TEXTO EN ESTUDIO:
_ _ _ _ _
Mientras muestra esas noticias, Alfonso Moreno
reflexiona: “Alguien tiene que estar operando las antenas que usa la
delincuencia organizada, no sabemos si ahí traen a los jóvenes,
obligados a trabajar, o si a mi hijo lo obligaron a ser sicario y es uno
de los que la nota dice que escaparon”.
No lo dice, pero deja
claro ese miedo que expresan muchas familias: “¿Y si uno de ellos es mi
hijo y el Ejército dispara a matar sin darle tiempo de decir nada?”.
El
5 de junio pasado, tras varios meses de entrevistas con familiares de
Fundec, el gobernador Rubén Moreira, quien ha reconocido que en su
estado han desaparecido 2 mil personas, anunció que su gobierno busca
también a los vivos. Contra la lógica nacional, no sólo busca restos.
Los
indicios se manifiestan en todo el país. En el Distrito Federal, Carlos
Cruz, director de la organización Cauce Ciudadano, que acompaña a
jóvenes en riesgo, relata que en un tutelar de menores (se reserva la
ubicación por seguridad) encontró un grupo de adolescentes de 15 años
que fueron levantados de sus barrios en Nuevo Laredo y durante 90 días
llevados de pueblo en pueblo hasta terminar en un campo de entrenamiento
en armas de Los Zetas.
La defensora Malú García, de la
organización chihuahuense Nuestras Hijas de Regreso a Casa, dice que a
partir de 2008, cuando el Ejército y la Policía Federal ocuparon Ciudad
Juárez, los integrantes de la pandilla Los Aztecas, al ver mermado el
narcomenudeo, se dedicaron también a la trata de mujeres. Al menos 30 de
ellas han desaparecido y la organización presume que mientras sean
negocio, las mantendrán vivas.
Teresa Ulloa, directora en México
de la Coalición Contra el Tráfico de Mujeres y Niñas en América Latina y
el Caribe, dice que en todas las regiones disputadas por
narcotraficantes se registra la desaparición de jovencitas que
probablemente sean usadas como esclavas sexuales de los capos o sus
tropas.
Un defensor de derechos humanos, que pide no ser
identificado, recrea el testimonio de un sobreviviente de la reclusión
en Tamaulipas: “Dice que les daban camioneta y armas y los ponían a
cobrar. Tenía que entregar una cantidad mensual de dinero y hacerle como
pudiera si quería vivir. Entonces ellos extorsionaban a todos y
obligaban a los de la gasolinera a llenarles el tanque. Y aunque traían
camionetas y armas, no estaban libres, estaban en una cárcel abierta y
tenían que pagar cuota al presidente municipal y la policía. La gente
los consideraba parte de los malos. ¿Cómo iba a escapar?”.
_ _ _ _ _
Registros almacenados
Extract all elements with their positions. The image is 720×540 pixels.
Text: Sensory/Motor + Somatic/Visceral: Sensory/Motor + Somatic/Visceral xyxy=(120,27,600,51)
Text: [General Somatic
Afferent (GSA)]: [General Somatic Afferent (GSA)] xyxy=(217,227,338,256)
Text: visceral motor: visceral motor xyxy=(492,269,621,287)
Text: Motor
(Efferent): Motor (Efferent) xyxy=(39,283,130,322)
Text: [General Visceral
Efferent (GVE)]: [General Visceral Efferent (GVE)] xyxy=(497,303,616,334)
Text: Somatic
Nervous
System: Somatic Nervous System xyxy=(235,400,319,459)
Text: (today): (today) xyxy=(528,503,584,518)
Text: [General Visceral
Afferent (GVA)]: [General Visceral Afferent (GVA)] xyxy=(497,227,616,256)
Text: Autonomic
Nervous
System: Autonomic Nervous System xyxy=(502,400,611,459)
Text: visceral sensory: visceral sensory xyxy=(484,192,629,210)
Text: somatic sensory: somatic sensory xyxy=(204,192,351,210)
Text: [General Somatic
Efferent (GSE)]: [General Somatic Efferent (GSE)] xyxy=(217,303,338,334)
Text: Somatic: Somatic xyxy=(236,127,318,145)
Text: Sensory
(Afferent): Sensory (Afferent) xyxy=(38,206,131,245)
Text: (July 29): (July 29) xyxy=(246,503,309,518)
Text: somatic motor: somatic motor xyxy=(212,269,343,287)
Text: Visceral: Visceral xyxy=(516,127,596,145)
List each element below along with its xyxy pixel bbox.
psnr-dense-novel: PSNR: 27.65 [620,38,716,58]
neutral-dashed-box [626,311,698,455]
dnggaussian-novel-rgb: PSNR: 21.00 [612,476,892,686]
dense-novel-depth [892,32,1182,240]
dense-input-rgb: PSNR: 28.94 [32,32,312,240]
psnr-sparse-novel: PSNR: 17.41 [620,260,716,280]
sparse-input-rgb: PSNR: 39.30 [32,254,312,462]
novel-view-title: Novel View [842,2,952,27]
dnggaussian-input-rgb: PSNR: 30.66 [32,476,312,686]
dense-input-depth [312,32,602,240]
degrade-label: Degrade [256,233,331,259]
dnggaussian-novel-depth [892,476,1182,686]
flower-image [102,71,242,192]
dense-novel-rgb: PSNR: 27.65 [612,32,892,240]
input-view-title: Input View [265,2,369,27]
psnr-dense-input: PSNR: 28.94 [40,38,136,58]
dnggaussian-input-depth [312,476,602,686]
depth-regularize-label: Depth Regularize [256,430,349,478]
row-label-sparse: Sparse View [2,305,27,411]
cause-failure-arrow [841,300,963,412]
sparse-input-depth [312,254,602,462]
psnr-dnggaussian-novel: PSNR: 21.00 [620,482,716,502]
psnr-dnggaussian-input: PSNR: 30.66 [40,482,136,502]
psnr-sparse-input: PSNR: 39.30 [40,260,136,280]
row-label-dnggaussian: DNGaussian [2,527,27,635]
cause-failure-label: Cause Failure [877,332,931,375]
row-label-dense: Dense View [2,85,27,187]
_ _ _ _ _
QUÉ SE PIDE: ¿Puedes citar literalmente el fragmento del texto sobre los desaparecidos en México que empieza en «La defensora Malú» y termina en «las mantendrán vivas.»? Las líneas no intervienen para nada en esto.

TU RESPUESTA:
La defensora Malú García, de la
organización chihuahuense Nuestras Hijas de Regreso a Casa, dice que a
partir de 2008, cuando el Ejército y la Policía Federal ocuparon Ciudad
Juárez, los integrantes de la pandilla Los Aztecas, al ver mermado el
narcomenudeo, se dedicaron también a la trata de mujeres. Al menos 30 de
ellas han desaparecido y la organización presume que mientras sean
negocio, las mantendrán vivas.